## Stated problem
In the copy, include every entry exactly but none of the pictures.
** Begin Source material **
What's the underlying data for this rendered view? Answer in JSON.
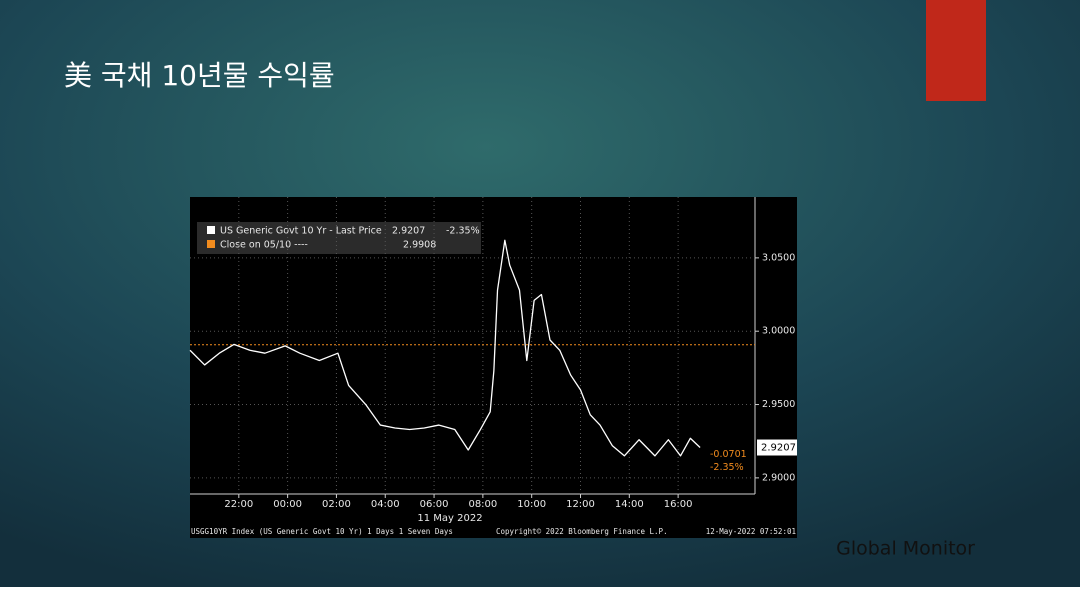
{
  "title": "美 국채 10년물 수익률",
  "watermark": "Global Monitor",
  "chart_data": {
    "type": "line",
    "last_price": 2.9207,
    "change": -0.0701,
    "change_pct": "-2.35%",
    "close_label": "Close on 05/10 ----",
    "close_value": 2.9908,
    "close_color": "#f28c1e",
    "x_label": "11 May 2022",
    "footer_left": "USGG10YR Index (US Generic Govt 10 Yr) 1 Days 1 Seven Days",
    "footer_mid": "Copyright© 2022 Bloomberg Finance L.P.",
    "footer_right": "12-May-2022 07:52:01",
    "grid": true,
    "x": [
      20,
      20.6,
      21.2,
      21.8,
      22.45,
      23.07,
      23.9,
      24.5,
      25.3,
      26.06,
      26.5,
      27.2,
      27.8,
      28.4,
      29.0,
      29.6,
      30.2,
      30.85,
      31.4,
      31.9,
      32.3,
      32.45,
      32.6,
      32.9,
      33.1,
      33.5,
      33.8,
      34.1,
      34.4,
      34.75,
      35.15,
      35.6,
      36.0,
      36.4,
      36.8,
      37.3,
      37.8,
      38.4,
      39.05,
      39.6,
      40.1,
      40.5,
      40.9
    ],
    "series": [
      {
        "name": "US Generic Govt 10 Yr - Last Price",
        "color": "#ffffff",
        "values": [
          2.987,
          2.977,
          2.985,
          2.991,
          2.987,
          2.985,
          2.99,
          2.985,
          2.98,
          2.985,
          2.963,
          2.95,
          2.936,
          2.934,
          2.933,
          2.934,
          2.936,
          2.933,
          2.919,
          2.933,
          2.945,
          2.973,
          3.028,
          3.062,
          3.045,
          3.028,
          2.98,
          3.021,
          3.025,
          2.994,
          2.987,
          2.97,
          2.96,
          2.943,
          2.936,
          2.922,
          2.915,
          2.926,
          2.915,
          2.926,
          2.915,
          2.927,
          2.9207
        ]
      }
    ],
    "xlim": [
      20,
      43.15
    ],
    "ylim": [
      2.889,
      3.0915
    ],
    "xticks": [
      {
        "value": 22,
        "label": "22:00"
      },
      {
        "value": 24,
        "label": "00:00"
      },
      {
        "value": 26,
        "label": "02:00"
      },
      {
        "value": 28,
        "label": "04:00"
      },
      {
        "value": 30,
        "label": "06:00"
      },
      {
        "value": 32,
        "label": "08:00"
      },
      {
        "value": 34,
        "label": "10:00"
      },
      {
        "value": 36,
        "label": "12:00"
      },
      {
        "value": 38,
        "label": "14:00"
      },
      {
        "value": 40,
        "label": "16:00"
      }
    ],
    "yticks": [
      {
        "value": 2.9,
        "label": "2.9000"
      },
      {
        "value": 2.95,
        "label": "2.9500"
      },
      {
        "value": 3.0,
        "label": "3.0000"
      },
      {
        "value": 3.05,
        "label": "3.0500"
      }
    ]
  }
}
** End Source material **
## Finished exercise
What's the underlying data for this rendered view? Answer in JSON.
{
  "title": "美 국채 10년물 수익률",
  "watermark": "Global Monitor",
  "chart_data": {
    "type": "line",
    "last_price": 2.9207,
    "change": -0.0701,
    "change_pct": "-2.35%",
    "close_label": "Close on 05/10 ----",
    "close_value": 2.9908,
    "close_color": "#f28c1e",
    "x_label": "11 May 2022",
    "footer_left": "USGG10YR Index (US Generic Govt 10 Yr) 1 Days 1 Seven Days",
    "footer_mid": "Copyright© 2022 Bloomberg Finance L.P.",
    "footer_right": "12-May-2022 07:52:01",
    "grid": true,
    "x": [
      20,
      20.6,
      21.2,
      21.8,
      22.45,
      23.07,
      23.9,
      24.5,
      25.3,
      26.06,
      26.5,
      27.2,
      27.8,
      28.4,
      29.0,
      29.6,
      30.2,
      30.85,
      31.4,
      31.9,
      32.3,
      32.45,
      32.6,
      32.9,
      33.1,
      33.5,
      33.8,
      34.1,
      34.4,
      34.75,
      35.15,
      35.6,
      36.0,
      36.4,
      36.8,
      37.3,
      37.8,
      38.4,
      39.05,
      39.6,
      40.1,
      40.5,
      40.9
    ],
    "series": [
      {
        "name": "US Generic Govt 10 Yr - Last Price",
        "color": "#ffffff",
        "values": [
          2.987,
          2.977,
          2.985,
          2.991,
          2.987,
          2.985,
          2.99,
          2.985,
          2.98,
          2.985,
          2.963,
          2.95,
          2.936,
          2.934,
          2.933,
          2.934,
          2.936,
          2.933,
          2.919,
          2.933,
          2.945,
          2.973,
          3.028,
          3.062,
          3.045,
          3.028,
          2.98,
          3.021,
          3.025,
          2.994,
          2.987,
          2.97,
          2.96,
          2.943,
          2.936,
          2.922,
          2.915,
          2.926,
          2.915,
          2.926,
          2.915,
          2.927,
          2.9207
        ]
      }
    ],
    "xlim": [
      20,
      43.15
    ],
    "ylim": [
      2.889,
      3.0915
    ],
    "xticks": [
      {
        "value": 22,
        "label": "22:00"
      },
      {
        "value": 24,
        "label": "00:00"
      },
      {
        "value": 26,
        "label": "02:00"
      },
      {
        "value": 28,
        "label": "04:00"
      },
      {
        "value": 30,
        "label": "06:00"
      },
      {
        "value": 32,
        "label": "08:00"
      },
      {
        "value": 34,
        "label": "10:00"
      },
      {
        "value": 36,
        "label": "12:00"
      },
      {
        "value": 38,
        "label": "14:00"
      },
      {
        "value": 40,
        "label": "16:00"
      }
    ],
    "yticks": [
      {
        "value": 2.9,
        "label": "2.9000"
      },
      {
        "value": 2.95,
        "label": "2.9500"
      },
      {
        "value": 3.0,
        "label": "3.0000"
      },
      {
        "value": 3.05,
        "label": "3.0500"
      }
    ]
  }
}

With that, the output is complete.